[begin Entries]

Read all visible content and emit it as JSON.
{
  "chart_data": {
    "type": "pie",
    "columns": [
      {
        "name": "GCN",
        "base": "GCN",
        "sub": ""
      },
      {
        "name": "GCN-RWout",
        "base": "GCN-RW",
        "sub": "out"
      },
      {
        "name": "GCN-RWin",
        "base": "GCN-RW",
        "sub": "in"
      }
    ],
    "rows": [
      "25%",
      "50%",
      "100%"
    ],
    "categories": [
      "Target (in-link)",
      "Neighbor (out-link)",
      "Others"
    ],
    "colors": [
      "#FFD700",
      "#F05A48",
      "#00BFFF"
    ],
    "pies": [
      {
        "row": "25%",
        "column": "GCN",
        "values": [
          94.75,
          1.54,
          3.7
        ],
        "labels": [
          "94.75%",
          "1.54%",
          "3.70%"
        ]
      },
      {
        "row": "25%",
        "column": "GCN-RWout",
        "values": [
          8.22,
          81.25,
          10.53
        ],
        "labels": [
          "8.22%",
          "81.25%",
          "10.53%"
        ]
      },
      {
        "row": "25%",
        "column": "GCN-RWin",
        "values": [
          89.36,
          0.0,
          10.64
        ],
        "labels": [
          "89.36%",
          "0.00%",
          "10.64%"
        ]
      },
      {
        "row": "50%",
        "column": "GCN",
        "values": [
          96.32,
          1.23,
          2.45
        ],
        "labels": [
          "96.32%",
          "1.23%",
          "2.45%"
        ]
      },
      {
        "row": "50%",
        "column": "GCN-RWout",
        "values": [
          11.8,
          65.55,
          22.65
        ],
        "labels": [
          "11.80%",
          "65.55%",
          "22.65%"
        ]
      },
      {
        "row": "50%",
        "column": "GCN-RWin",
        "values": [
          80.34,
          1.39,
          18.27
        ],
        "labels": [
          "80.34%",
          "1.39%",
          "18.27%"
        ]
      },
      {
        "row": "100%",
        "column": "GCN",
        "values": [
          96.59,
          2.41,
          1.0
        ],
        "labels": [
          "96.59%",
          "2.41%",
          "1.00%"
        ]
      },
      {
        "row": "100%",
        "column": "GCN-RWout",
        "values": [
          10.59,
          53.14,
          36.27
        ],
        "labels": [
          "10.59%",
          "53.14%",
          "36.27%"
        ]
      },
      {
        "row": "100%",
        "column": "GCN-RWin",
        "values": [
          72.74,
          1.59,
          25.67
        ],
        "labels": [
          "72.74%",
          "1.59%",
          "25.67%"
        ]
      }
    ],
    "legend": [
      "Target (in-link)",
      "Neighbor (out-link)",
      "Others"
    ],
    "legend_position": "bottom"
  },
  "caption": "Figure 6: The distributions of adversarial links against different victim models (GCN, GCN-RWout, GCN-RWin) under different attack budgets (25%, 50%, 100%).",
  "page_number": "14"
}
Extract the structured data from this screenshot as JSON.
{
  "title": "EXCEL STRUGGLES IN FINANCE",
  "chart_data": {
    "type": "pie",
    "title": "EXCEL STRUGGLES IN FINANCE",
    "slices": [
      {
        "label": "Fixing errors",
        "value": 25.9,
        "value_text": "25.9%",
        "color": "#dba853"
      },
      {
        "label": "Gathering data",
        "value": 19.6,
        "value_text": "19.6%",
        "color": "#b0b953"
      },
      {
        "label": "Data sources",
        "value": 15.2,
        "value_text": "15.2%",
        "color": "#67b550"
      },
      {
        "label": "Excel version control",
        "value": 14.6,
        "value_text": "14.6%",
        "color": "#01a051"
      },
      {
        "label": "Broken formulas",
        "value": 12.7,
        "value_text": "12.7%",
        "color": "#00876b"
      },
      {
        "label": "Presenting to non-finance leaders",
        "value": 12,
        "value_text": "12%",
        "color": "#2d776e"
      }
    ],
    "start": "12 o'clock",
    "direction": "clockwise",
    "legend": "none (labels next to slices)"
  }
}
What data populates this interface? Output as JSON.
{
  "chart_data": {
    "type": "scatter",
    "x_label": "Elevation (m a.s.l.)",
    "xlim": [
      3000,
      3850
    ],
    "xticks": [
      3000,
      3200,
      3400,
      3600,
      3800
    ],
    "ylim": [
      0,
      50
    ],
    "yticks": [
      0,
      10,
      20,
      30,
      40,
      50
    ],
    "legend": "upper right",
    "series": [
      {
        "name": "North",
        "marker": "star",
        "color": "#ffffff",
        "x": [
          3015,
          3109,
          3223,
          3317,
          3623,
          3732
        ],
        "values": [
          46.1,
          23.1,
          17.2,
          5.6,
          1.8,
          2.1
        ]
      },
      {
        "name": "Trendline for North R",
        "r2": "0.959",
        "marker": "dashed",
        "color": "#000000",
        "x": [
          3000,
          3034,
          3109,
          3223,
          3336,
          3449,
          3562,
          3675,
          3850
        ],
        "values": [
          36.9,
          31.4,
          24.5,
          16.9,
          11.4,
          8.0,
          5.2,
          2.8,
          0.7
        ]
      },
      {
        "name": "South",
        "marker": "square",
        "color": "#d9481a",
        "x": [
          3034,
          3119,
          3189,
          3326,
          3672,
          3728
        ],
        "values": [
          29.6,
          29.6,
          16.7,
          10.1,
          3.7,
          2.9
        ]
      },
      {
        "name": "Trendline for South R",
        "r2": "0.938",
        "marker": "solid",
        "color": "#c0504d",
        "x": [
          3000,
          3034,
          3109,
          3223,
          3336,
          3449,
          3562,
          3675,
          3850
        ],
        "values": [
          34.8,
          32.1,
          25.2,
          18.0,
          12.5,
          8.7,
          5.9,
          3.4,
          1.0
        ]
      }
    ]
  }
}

[end Entries]

Give back the whole listing exactly as it reads.

_The completed task_
Read all visible content and emit it as JSON.
{
  "chart_data": {
    "type": "pie",
    "columns": [
      {
        "name": "GCN",
        "base": "GCN",
        "sub": ""
      },
      {
        "name": "GCN-RWout",
        "base": "GCN-RW",
        "sub": "out"
      },
      {
        "name": "GCN-RWin",
        "base": "GCN-RW",
        "sub": "in"
      }
    ],
    "rows": [
      "25%",
      "50%",
      "100%"
    ],
    "categories": [
      "Target (in-link)",
      "Neighbor (out-link)",
      "Others"
    ],
    "colors": [
      "#FFD700",
      "#F05A48",
      "#00BFFF"
    ],
    "pies": [
      {
        "row": "25%",
        "column": "GCN",
        "values": [
          94.75,
          1.54,
          3.7
        ],
        "labels": [
          "94.75%",
          "1.54%",
          "3.70%"
        ]
      },
      {
        "row": "25%",
        "column": "GCN-RWout",
        "values": [
          8.22,
          81.25,
          10.53
        ],
        "labels": [
          "8.22%",
          "81.25%",
          "10.53%"
        ]
      },
      {
        "row": "25%",
        "column": "GCN-RWin",
        "values": [
          89.36,
          0.0,
          10.64
        ],
        "labels": [
          "89.36%",
          "0.00%",
          "10.64%"
        ]
      },
      {
        "row": "50%",
        "column": "GCN",
        "values": [
          96.32,
          1.23,
          2.45
        ],
        "labels": [
          "96.32%",
          "1.23%",
          "2.45%"
        ]
      },
      {
        "row": "50%",
        "column": "GCN-RWout",
        "values": [
          11.8,
          65.55,
          22.65
        ],
        "labels": [
          "11.80%",
          "65.55%",
          "22.65%"
        ]
      },
      {
        "row": "50%",
        "column": "GCN-RWin",
        "values": [
          80.34,
          1.39,
          18.27
        ],
        "labels": [
          "80.34%",
          "1.39%",
          "18.27%"
        ]
      },
      {
        "row": "100%",
        "column": "GCN",
        "values": [
          96.59,
          2.41,
          1.0
        ],
        "labels": [
          "96.59%",
          "2.41%",
          "1.00%"
        ]
      },
      {
        "row": "100%",
        "column": "GCN-RWout",
        "values": [
          10.59,
          53.14,
          36.27
        ],
        "labels": [
          "10.59%",
          "53.14%",
          "36.27%"
        ]
      },
      {
        "row": "100%",
        "column": "GCN-RWin",
        "values": [
          72.74,
          1.59,
          25.67
        ],
        "labels": [
          "72.74%",
          "1.59%",
          "25.67%"
        ]
      }
    ],
    "legend": [
      "Target (in-link)",
      "Neighbor (out-link)",
      "Others"
    ],
    "legend_position": "bottom"
  },
  "caption": "Figure 6: The distributions of adversarial links against different victim models (GCN, GCN-RWout, GCN-RWin) under different attack budgets (25%, 50%, 100%).",
  "page_number": "14"
}
Extract the structured data from this screenshot as JSON.
{
  "title": "EXCEL STRUGGLES IN FINANCE",
  "chart_data": {
    "type": "pie",
    "title": "EXCEL STRUGGLES IN FINANCE",
    "slices": [
      {
        "label": "Fixing errors",
        "value": 25.9,
        "value_text": "25.9%",
        "color": "#dba853"
      },
      {
        "label": "Gathering data",
        "value": 19.6,
        "value_text": "19.6%",
        "color": "#b0b953"
      },
      {
        "label": "Data sources",
        "value": 15.2,
        "value_text": "15.2%",
        "color": "#67b550"
      },
      {
        "label": "Excel version control",
        "value": 14.6,
        "value_text": "14.6%",
        "color": "#01a051"
      },
      {
        "label": "Broken formulas",
        "value": 12.7,
        "value_text": "12.7%",
        "color": "#00876b"
      },
      {
        "label": "Presenting to non-finance leaders",
        "value": 12,
        "value_text": "12%",
        "color": "#2d776e"
      }
    ],
    "start": "12 o'clock",
    "direction": "clockwise",
    "legend": "none (labels next to slices)"
  }
}
What data populates this interface? Output as JSON.
{
  "chart_data": {
    "type": "scatter",
    "x_label": "Elevation (m a.s.l.)",
    "xlim": [
      3000,
      3850
    ],
    "xticks": [
      3000,
      3200,
      3400,
      3600,
      3800
    ],
    "ylim": [
      0,
      50
    ],
    "yticks": [
      0,
      10,
      20,
      30,
      40,
      50
    ],
    "legend": "upper right",
    "series": [
      {
        "name": "North",
        "marker": "star",
        "color": "#ffffff",
        "x": [
          3015,
          3109,
          3223,
          3317,
          3623,
          3732
        ],
        "values": [
          46.1,
          23.1,
          17.2,
          5.6,
          1.8,
          2.1
        ]
      },
      {
        "name": "Trendline for North R",
        "r2": "0.959",
        "marker": "dashed",
        "color": "#000000",
        "x": [
          3000,
          3034,
          3109,
          3223,
          3336,
          3449,
          3562,
          3675,
          3850
        ],
        "values": [
          36.9,
          31.4,
          24.5,
          16.9,
          11.4,
          8.0,
          5.2,
          2.8,
          0.7
        ]
      },
      {
        "name": "South",
        "marker": "square",
        "color": "#d9481a",
        "x": [
          3034,
          3119,
          3189,
          3326,
          3672,
          3728
        ],
        "values": [
          29.6,
          29.6,
          16.7,
          10.1,
          3.7,
          2.9
        ]
      },
      {
        "name": "Trendline for South R",
        "r2": "0.938",
        "marker": "solid",
        "color": "#c0504d",
        "x": [
          3000,
          3034,
          3109,
          3223,
          3336,
          3449,
          3562,
          3675,
          3850
        ],
        "values": [
          34.8,
          32.1,
          25.2,
          18.0,
          12.5,
          8.7,
          5.9,
          3.4,
          1.0
        ]
      }
    ]
  }
}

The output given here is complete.